━━━ INPUT DATA ━━━

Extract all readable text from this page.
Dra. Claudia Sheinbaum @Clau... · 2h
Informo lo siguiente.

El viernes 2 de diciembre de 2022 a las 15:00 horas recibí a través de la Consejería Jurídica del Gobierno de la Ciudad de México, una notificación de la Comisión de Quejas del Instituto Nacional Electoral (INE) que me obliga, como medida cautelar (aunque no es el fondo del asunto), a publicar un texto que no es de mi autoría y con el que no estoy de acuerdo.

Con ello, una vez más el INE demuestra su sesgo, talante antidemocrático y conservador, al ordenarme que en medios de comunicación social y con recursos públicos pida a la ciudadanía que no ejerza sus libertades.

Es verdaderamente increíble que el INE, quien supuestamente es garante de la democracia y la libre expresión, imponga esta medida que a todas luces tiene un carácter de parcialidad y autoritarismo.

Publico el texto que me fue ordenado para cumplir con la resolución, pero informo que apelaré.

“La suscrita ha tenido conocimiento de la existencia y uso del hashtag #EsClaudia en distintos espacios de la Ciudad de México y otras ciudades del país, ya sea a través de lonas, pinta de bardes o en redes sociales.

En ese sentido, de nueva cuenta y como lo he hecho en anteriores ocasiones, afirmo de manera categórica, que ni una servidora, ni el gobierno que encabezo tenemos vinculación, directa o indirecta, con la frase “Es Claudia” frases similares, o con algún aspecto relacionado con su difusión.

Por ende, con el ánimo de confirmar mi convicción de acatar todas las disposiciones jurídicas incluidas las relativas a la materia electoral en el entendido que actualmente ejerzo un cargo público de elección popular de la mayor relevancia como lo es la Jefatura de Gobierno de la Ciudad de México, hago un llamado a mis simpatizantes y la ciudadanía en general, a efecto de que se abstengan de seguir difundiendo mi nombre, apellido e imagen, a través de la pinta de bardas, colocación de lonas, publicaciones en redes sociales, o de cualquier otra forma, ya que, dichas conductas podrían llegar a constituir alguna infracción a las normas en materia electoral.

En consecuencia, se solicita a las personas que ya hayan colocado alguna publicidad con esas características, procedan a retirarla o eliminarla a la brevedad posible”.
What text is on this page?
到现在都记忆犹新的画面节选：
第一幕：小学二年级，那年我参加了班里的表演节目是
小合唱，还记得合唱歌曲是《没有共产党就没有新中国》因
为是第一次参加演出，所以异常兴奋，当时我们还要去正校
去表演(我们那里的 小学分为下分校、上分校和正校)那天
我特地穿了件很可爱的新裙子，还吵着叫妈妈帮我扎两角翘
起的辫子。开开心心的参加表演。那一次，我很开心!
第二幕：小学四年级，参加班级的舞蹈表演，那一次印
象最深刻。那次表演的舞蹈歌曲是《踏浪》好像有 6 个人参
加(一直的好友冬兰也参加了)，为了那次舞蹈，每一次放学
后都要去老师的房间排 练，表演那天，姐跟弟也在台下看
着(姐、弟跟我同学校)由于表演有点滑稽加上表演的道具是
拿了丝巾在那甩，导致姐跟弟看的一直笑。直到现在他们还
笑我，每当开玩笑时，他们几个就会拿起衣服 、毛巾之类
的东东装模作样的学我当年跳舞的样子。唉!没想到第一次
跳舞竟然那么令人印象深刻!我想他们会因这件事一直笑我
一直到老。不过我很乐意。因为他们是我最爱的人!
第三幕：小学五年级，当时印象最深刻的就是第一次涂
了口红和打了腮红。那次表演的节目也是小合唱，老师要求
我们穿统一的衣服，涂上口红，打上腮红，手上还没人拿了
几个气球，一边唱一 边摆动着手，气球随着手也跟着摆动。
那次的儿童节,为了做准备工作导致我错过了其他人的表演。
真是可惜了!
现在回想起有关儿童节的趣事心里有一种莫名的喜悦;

━━━

From the data above, extract every line in its exact form.

Extract all readable text from this page.
Dra. Claudia Sheinbaum @Clau... · 2h
Informo lo siguiente.

El viernes 2 de diciembre de 2022 a las 15:00 horas recibí a través de la Consejería Jurídica del Gobierno de la Ciudad de México, una notificación de la Comisión de Quejas del Instituto Nacional Electoral (INE) que me obliga, como medida cautelar (aunque no es el fondo del asunto), a publicar un texto que no es de mi autoría y con el que no estoy de acuerdo.

Con ello, una vez más el INE demuestra su sesgo, talante antidemocrático y conservador, al ordenarme que en medios de comunicación social y con recursos públicos pida a la ciudadanía que no ejerza sus libertades.

Es verdaderamente increíble que el INE, quien supuestamente es garante de la democracia y la libre expresión, imponga esta medida que a todas luces tiene un carácter de parcialidad y autoritarismo.

Publico el texto que me fue ordenado para cumplir con la resolución, pero informo que apelaré.

“La suscrita ha tenido conocimiento de la existencia y uso del hashtag #EsClaudia en distintos espacios de la Ciudad de México y otras ciudades del país, ya sea a través de lonas, pinta de bardes o en redes sociales.

En ese sentido, de nueva cuenta y como lo he hecho en anteriores ocasiones, afirmo de manera categórica, que ni una servidora, ni el gobierno que encabezo tenemos vinculación, directa o indirecta, con la frase “Es Claudia” frases similares, o con algún aspecto relacionado con su difusión.

Por ende, con el ánimo de confirmar mi convicción de acatar todas las disposiciones jurídicas incluidas las relativas a la materia electoral en el entendido que actualmente ejerzo un cargo público de elección popular de la mayor relevancia como lo es la Jefatura de Gobierno de la Ciudad de México, hago un llamado a mis simpatizantes y la ciudadanía en general, a efecto de que se abstengan de seguir difundiendo mi nombre, apellido e imagen, a través de la pinta de bardas, colocación de lonas, publicaciones en redes sociales, o de cualquier otra forma, ya que, dichas conductas podrían llegar a constituir alguna infracción a las normas en materia electoral.

En consecuencia, se solicita a las personas que ya hayan colocado alguna publicidad con esas características, procedan a retirarla o eliminarla a la brevedad posible”.
What text is on this page?
到现在都记忆犹新的画面节选：
第一幕：小学二年级，那年我参加了班里的表演节目是
小合唱，还记得合唱歌曲是《没有共产党就没有新中国》因
为是第一次参加演出，所以异常兴奋，当时我们还要去正校
去表演(我们那里的 小学分为下分校、上分校和正校)那天
我特地穿了件很可爱的新裙子，还吵着叫妈妈帮我扎两角翘
起的辫子。开开心心的参加表演。那一次，我很开心!
第二幕：小学四年级，参加班级的舞蹈表演，那一次印
象最深刻。那次表演的舞蹈歌曲是《踏浪》好像有 6 个人参
加(一直的好友冬兰也参加了)，为了那次舞蹈，每一次放学
后都要去老师的房间排 练，表演那天，姐跟弟也在台下看
着(姐、弟跟我同学校)由于表演有点滑稽加上表演的道具是
拿了丝巾在那甩，导致姐跟弟看的一直笑。直到现在他们还
笑我，每当开玩笑时，他们几个就会拿起衣服 、毛巾之类
的东东装模作样的学我当年跳舞的样子。唉!没想到第一次
跳舞竟然那么令人印象深刻!我想他们会因这件事一直笑我
一直到老。不过我很乐意。因为他们是我最爱的人!
第三幕：小学五年级，当时印象最深刻的就是第一次涂
了口红和打了腮红。那次表演的节目也是小合唱，老师要求
我们穿统一的衣服，涂上口红，打上腮红，手上还没人拿了
几个气球，一边唱一 边摆动着手，气球随着手也跟着摆动。
那次的儿童节,为了做准备工作导致我错过了其他人的表演。
真是可惜了!
现在回想起有关儿童节的趣事心里有一种莫名的喜悦;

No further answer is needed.